Each entry below should be returned exactly as is, with the pictures removed.
# Start of THE DATA
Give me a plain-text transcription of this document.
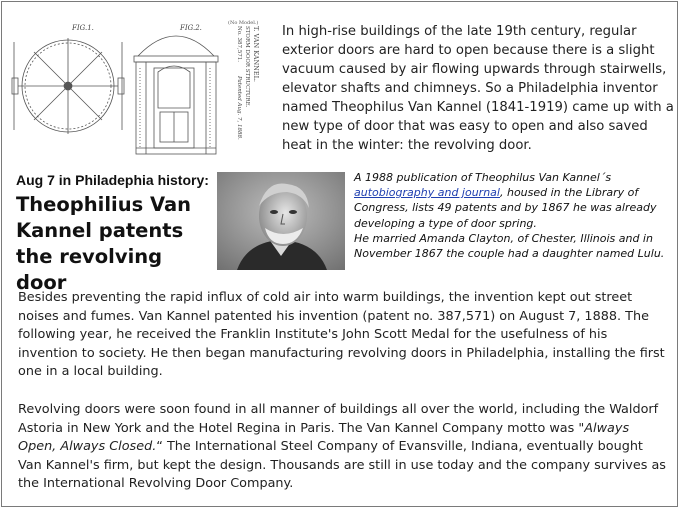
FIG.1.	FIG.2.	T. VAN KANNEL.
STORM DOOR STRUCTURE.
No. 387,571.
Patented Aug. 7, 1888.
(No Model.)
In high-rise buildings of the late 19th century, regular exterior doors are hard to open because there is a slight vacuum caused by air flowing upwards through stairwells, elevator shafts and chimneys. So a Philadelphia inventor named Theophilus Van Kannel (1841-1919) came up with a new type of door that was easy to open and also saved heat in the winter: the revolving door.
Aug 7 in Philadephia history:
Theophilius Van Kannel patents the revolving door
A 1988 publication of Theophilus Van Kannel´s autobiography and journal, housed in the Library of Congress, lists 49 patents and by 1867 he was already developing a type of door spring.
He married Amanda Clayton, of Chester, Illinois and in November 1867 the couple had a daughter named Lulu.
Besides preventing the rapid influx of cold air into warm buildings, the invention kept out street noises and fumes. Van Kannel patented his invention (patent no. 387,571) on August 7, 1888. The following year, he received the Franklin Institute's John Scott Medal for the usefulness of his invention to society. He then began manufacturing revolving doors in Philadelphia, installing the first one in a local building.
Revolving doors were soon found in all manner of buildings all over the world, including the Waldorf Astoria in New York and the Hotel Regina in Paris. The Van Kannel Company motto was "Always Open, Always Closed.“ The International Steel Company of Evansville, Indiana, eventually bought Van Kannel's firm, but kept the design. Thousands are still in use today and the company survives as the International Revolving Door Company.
# End of THE DATA
__FINAL ANSWER__
Give me a plain-text transcription of this document.
FIG.1.	FIG.2.	T. VAN KANNEL.
STORM DOOR STRUCTURE.
No. 387,571.
Patented Aug. 7, 1888.
(No Model.)
In high-rise buildings of the late 19th century, regular exterior doors are hard to open because there is a slight vacuum caused by air flowing upwards through stairwells, elevator shafts and chimneys. So a Philadelphia inventor named Theophilus Van Kannel (1841-1919) came up with a new type of door that was easy to open and also saved heat in the winter: the revolving door.
Aug 7 in Philadephia history:
Theophilius Van Kannel patents the revolving door
A 1988 publication of Theophilus Van Kannel´s autobiography and journal, housed in the Library of Congress, lists 49 patents and by 1867 he was already developing a type of door spring.
He married Amanda Clayton, of Chester, Illinois and in November 1867 the couple had a daughter named Lulu.
Besides preventing the rapid influx of cold air into warm buildings, the invention kept out street noises and fumes. Van Kannel patented his invention (patent no. 387,571) on August 7, 1888. The following year, he received the Franklin Institute's John Scott Medal for the usefulness of his invention to society. He then began manufacturing revolving doors in Philadelphia, installing the first one in a local building.
Revolving doors were soon found in all manner of buildings all over the world, including the Waldorf Astoria in New York and the Hotel Regina in Paris. The Van Kannel Company motto was "Always Open, Always Closed.“ The International Steel Company of Evansville, Indiana, eventually bought Van Kannel's firm, but kept the design. Thousands are still in use today and the company survives as the International Revolving Door Company.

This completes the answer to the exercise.